----- Entries provided

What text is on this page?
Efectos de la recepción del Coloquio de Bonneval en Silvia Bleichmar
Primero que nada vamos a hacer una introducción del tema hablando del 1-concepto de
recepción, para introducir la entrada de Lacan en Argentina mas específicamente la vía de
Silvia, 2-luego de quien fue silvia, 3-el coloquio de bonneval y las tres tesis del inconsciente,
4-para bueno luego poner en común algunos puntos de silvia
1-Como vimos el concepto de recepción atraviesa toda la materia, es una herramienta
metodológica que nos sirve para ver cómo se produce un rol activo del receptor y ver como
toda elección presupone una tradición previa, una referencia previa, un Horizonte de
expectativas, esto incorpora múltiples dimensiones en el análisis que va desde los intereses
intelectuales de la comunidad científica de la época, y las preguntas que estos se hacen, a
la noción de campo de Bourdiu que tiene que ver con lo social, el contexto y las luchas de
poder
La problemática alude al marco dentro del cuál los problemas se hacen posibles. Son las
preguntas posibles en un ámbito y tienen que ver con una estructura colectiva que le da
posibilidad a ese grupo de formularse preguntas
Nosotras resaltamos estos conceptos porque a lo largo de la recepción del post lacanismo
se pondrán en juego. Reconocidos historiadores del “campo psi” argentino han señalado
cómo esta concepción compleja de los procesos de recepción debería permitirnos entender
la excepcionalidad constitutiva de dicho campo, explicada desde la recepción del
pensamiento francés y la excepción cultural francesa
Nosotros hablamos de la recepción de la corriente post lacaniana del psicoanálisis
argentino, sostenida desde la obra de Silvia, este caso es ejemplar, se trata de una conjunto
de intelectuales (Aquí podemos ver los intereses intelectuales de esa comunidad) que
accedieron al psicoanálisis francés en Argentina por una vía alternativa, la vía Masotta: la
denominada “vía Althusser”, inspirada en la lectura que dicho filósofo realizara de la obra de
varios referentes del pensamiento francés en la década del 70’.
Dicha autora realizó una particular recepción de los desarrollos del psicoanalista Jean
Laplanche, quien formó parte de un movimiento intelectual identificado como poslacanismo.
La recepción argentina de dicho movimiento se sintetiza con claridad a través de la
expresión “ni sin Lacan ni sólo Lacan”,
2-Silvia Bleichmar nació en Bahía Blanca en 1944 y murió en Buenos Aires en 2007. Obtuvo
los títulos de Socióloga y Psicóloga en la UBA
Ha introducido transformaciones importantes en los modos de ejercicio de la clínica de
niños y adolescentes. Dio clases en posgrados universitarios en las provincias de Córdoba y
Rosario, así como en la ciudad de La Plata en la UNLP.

----------

* Stated task *
Copy all the entries verbatim.

* Answer to the exercise *
What text is on this page?
Efectos de la recepción del Coloquio de Bonneval en Silvia Bleichmar
Primero que nada vamos a hacer una introducción del tema hablando del 1-concepto de
recepción, para introducir la entrada de Lacan en Argentina mas específicamente la vía de
Silvia, 2-luego de quien fue silvia, 3-el coloquio de bonneval y las tres tesis del inconsciente,
4-para bueno luego poner en común algunos puntos de silvia
1-Como vimos el concepto de recepción atraviesa toda la materia, es una herramienta
metodológica que nos sirve para ver cómo se produce un rol activo del receptor y ver como
toda elección presupone una tradición previa, una referencia previa, un Horizonte de
expectativas, esto incorpora múltiples dimensiones en el análisis que va desde los intereses
intelectuales de la comunidad científica de la época, y las preguntas que estos se hacen, a
la noción de campo de Bourdiu que tiene que ver con lo social, el contexto y las luchas de
poder
La problemática alude al marco dentro del cuál los problemas se hacen posibles. Son las
preguntas posibles en un ámbito y tienen que ver con una estructura colectiva que le da
posibilidad a ese grupo de formularse preguntas
Nosotras resaltamos estos conceptos porque a lo largo de la recepción del post lacanismo
se pondrán en juego. Reconocidos historiadores del “campo psi” argentino han señalado
cómo esta concepción compleja de los procesos de recepción debería permitirnos entender
la excepcionalidad constitutiva de dicho campo, explicada desde la recepción del
pensamiento francés y la excepción cultural francesa
Nosotros hablamos de la recepción de la corriente post lacaniana del psicoanálisis
argentino, sostenida desde la obra de Silvia, este caso es ejemplar, se trata de una conjunto
de intelectuales (Aquí podemos ver los intereses intelectuales de esa comunidad) que
accedieron al psicoanálisis francés en Argentina por una vía alternativa, la vía Masotta: la
denominada “vía Althusser”, inspirada en la lectura que dicho filósofo realizara de la obra de
varios referentes del pensamiento francés en la década del 70’.
Dicha autora realizó una particular recepción de los desarrollos del psicoanalista Jean
Laplanche, quien formó parte de un movimiento intelectual identificado como poslacanismo.
La recepción argentina de dicho movimiento se sintetiza con claridad a través de la
expresión “ni sin Lacan ni sólo Lacan”,
2-Silvia Bleichmar nació en Bahía Blanca en 1944 y murió en Buenos Aires en 2007. Obtuvo
los títulos de Socióloga y Psicóloga en la UBA
Ha introducido transformaciones importantes en los modos de ejercicio de la clínica de
niños y adolescentes. Dio clases en posgrados universitarios en las provincias de Córdoba y
Rosario, así como en la ciudad de La Plata en la UNLP.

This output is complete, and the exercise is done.